# WHAT TO PRODUCE:
Find the lines of data that contain the string "text", then list them.

* BEGIN SOURCE RECORDS *

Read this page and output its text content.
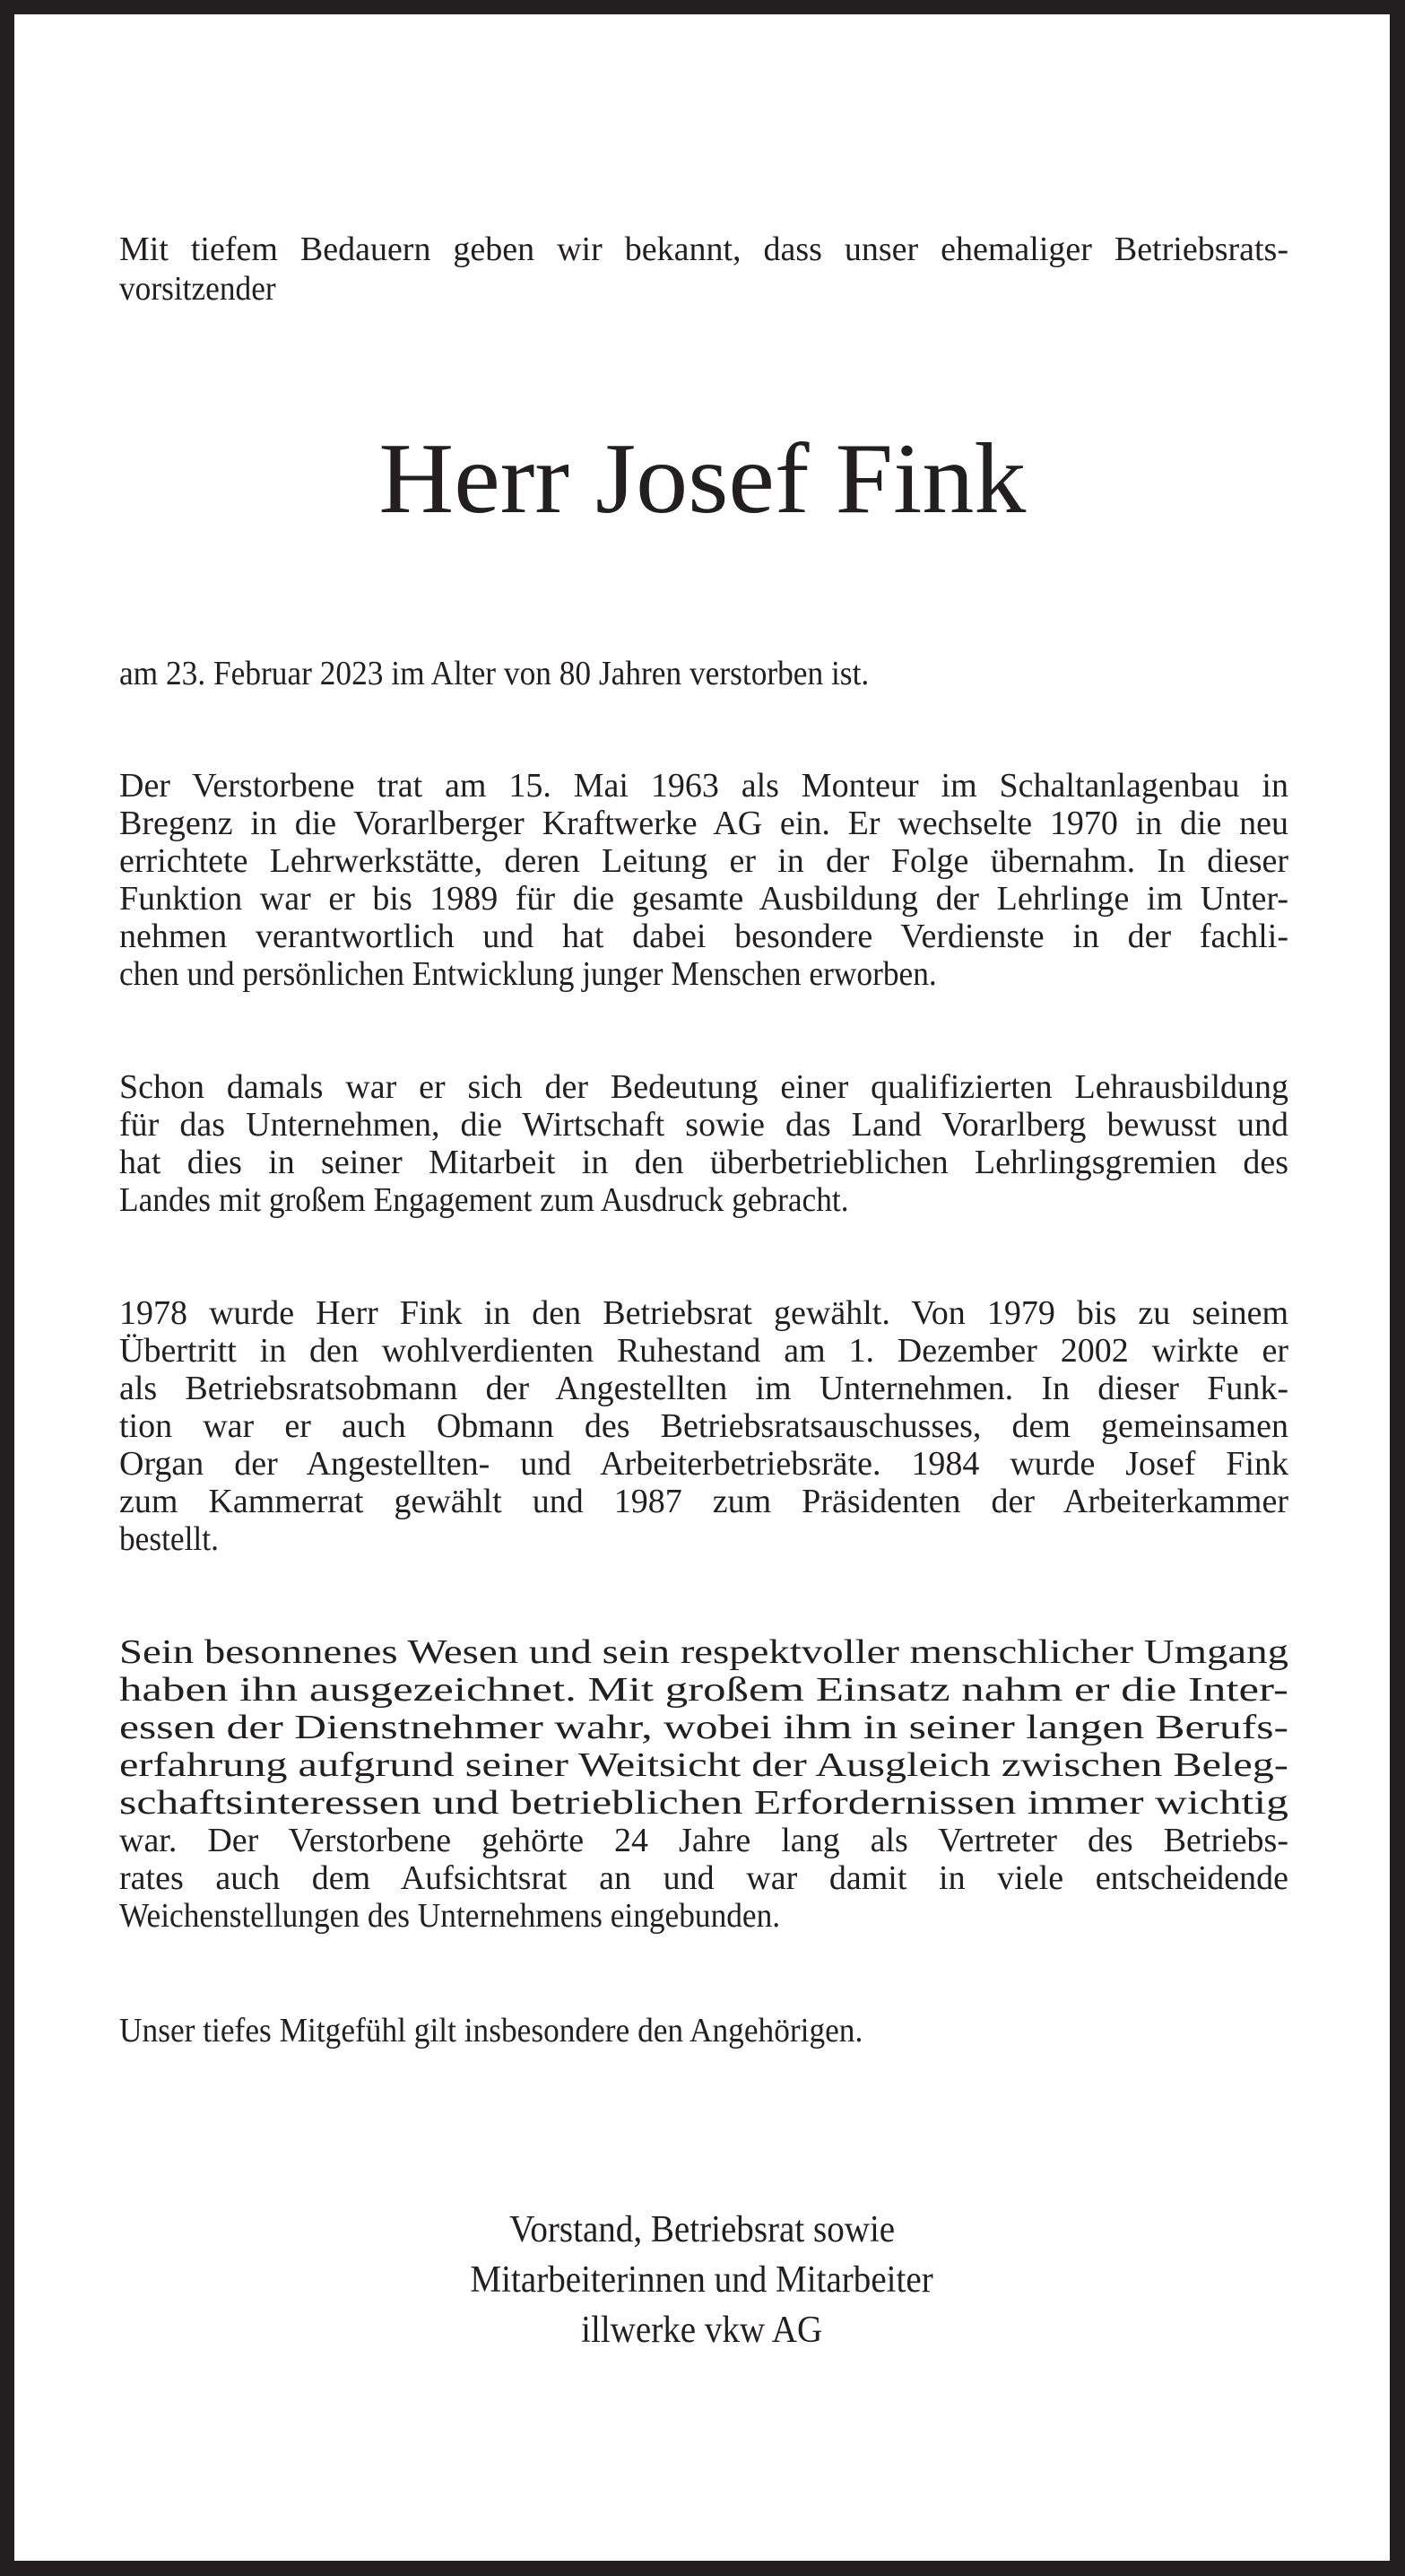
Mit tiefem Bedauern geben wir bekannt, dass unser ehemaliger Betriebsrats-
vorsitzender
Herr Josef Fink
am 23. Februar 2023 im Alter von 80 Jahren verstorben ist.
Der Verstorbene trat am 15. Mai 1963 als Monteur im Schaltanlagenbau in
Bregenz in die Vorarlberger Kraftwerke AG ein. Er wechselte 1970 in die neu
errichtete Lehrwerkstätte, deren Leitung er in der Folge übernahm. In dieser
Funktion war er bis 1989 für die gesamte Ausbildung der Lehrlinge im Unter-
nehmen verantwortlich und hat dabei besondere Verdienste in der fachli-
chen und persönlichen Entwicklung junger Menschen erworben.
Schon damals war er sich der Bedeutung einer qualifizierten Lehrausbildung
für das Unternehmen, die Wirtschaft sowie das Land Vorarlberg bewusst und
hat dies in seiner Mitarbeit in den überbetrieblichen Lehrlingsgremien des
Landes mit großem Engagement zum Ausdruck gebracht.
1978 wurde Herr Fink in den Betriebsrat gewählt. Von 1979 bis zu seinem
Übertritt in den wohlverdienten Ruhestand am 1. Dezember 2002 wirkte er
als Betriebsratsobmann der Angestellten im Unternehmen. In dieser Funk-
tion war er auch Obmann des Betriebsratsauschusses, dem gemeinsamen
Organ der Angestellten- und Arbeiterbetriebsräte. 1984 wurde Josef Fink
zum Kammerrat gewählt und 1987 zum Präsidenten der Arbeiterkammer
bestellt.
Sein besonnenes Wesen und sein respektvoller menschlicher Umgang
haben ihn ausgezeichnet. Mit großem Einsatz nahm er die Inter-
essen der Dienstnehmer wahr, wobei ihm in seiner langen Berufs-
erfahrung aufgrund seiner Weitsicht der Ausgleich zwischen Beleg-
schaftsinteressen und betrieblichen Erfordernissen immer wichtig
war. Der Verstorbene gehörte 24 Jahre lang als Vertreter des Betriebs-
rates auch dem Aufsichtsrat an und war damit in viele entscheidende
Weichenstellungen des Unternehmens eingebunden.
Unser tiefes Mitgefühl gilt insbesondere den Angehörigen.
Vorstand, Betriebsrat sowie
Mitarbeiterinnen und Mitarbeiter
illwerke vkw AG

* END SOURCE RECORDS *
* BEGIN SOURCE RECORDS *

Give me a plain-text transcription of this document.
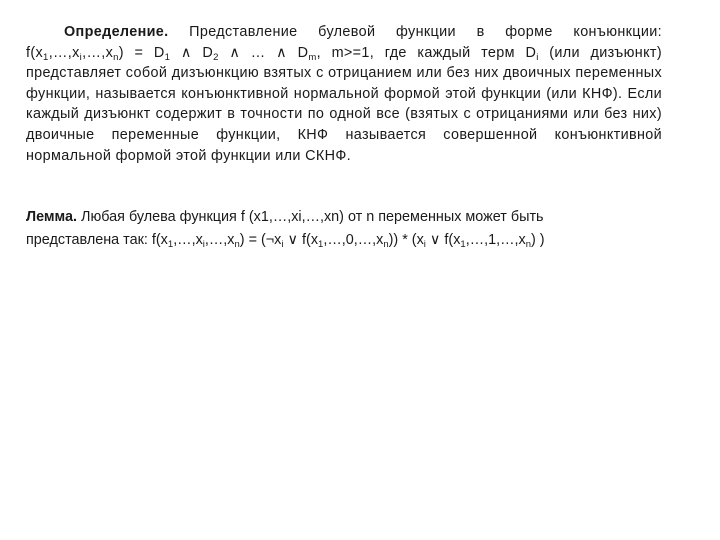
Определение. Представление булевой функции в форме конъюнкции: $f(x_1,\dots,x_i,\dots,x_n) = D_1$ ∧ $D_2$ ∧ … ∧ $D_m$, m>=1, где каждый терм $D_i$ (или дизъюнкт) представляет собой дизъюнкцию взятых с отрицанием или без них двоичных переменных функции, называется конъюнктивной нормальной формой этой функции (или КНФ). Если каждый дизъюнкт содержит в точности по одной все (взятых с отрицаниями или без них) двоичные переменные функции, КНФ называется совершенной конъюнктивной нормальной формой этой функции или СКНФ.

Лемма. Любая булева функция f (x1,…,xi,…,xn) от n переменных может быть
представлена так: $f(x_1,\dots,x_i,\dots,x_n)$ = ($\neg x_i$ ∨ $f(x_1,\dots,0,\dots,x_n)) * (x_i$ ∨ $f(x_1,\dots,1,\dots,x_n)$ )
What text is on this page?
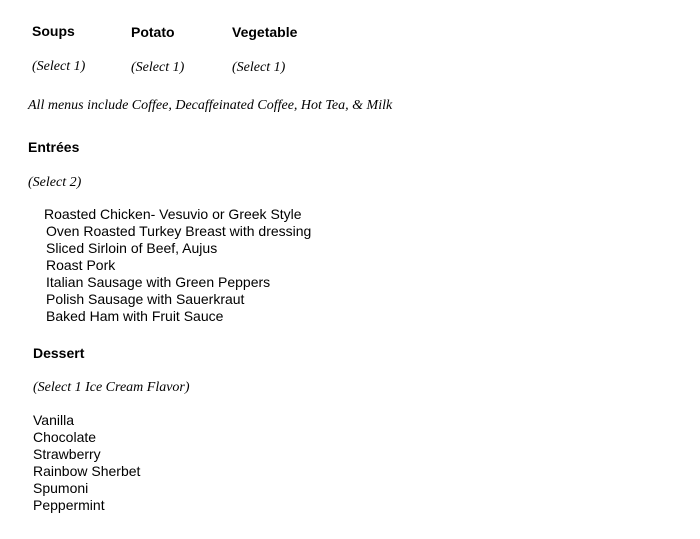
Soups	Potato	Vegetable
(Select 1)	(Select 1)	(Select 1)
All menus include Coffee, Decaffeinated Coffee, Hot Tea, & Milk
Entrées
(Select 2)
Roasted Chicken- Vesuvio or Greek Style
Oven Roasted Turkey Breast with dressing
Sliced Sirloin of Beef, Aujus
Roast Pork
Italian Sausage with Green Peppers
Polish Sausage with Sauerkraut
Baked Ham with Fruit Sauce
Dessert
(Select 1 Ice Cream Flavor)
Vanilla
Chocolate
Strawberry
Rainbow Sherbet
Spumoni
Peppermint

* END SOURCE RECORDS *
* BEGIN SOURCE RECORDS *

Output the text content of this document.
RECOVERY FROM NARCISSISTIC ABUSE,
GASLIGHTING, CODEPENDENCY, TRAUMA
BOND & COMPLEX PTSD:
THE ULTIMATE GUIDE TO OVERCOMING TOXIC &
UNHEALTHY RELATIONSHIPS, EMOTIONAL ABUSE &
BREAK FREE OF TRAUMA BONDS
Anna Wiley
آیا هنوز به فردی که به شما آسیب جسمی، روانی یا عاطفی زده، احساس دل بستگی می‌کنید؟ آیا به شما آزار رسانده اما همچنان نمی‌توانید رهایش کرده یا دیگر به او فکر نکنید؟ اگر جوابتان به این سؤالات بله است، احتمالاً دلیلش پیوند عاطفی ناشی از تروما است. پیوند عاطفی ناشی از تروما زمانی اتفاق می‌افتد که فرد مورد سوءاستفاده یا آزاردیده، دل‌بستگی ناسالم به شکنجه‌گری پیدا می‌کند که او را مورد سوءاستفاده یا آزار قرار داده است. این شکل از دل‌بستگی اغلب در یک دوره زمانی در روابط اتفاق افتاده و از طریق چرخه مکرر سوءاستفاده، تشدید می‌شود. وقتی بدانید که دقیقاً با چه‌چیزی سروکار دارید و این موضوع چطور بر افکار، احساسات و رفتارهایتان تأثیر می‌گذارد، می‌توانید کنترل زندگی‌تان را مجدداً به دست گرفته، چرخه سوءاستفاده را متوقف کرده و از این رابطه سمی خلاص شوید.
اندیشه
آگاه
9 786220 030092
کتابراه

* END SOURCE RECORDS *

# WRITTEN RESPONSE:
Read this page and output its text content.
Give me a plain-text transcription of this document.
What text is on this page?
Output the text content of this document.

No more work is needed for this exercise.